### Source data
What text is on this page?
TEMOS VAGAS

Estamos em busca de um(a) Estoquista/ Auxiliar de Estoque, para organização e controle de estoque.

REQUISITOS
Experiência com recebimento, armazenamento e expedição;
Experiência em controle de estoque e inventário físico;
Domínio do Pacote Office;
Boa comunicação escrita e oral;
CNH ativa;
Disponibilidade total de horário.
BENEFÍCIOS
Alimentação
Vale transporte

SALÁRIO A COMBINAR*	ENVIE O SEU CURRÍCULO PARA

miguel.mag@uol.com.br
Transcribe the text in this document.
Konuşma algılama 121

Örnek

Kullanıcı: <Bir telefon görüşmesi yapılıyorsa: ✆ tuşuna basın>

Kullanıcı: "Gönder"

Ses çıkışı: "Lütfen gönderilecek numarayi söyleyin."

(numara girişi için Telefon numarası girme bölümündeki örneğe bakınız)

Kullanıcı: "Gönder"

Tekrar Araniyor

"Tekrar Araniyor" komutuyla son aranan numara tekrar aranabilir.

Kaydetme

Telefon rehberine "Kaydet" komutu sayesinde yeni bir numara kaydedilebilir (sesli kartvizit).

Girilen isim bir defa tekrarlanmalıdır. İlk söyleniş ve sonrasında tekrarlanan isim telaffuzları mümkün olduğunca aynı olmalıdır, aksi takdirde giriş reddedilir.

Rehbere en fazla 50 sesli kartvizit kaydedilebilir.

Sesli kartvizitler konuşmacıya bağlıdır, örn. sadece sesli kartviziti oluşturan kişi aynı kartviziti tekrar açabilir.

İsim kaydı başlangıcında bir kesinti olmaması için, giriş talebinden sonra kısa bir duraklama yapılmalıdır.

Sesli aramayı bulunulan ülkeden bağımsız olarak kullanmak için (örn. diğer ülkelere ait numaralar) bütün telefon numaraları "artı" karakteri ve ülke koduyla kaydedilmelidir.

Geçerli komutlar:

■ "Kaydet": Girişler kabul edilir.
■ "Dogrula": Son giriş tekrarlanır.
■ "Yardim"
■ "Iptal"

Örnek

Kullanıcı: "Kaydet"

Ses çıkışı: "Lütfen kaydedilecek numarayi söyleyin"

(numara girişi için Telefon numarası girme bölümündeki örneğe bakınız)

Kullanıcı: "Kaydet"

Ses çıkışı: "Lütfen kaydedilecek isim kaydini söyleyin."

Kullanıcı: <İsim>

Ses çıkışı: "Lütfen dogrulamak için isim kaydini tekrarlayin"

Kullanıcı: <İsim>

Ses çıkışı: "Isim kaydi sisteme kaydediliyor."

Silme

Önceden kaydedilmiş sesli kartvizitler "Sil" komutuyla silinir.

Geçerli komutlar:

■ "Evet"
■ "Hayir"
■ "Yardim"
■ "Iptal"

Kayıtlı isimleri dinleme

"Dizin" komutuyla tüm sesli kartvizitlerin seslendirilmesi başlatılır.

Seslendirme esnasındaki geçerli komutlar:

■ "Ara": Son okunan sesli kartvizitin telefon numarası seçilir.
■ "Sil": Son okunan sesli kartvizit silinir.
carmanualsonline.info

### What you will do
Extract every line that has the string "kaydedilebilir" in it.

### Solution to this problem
Telefon rehberine "Kaydet" komutu sayesinde yeni bir numara kaydedilebilir (sesli kartvizit).
Rehbere en fazla 50 sesli kartvizit kaydedilebilir.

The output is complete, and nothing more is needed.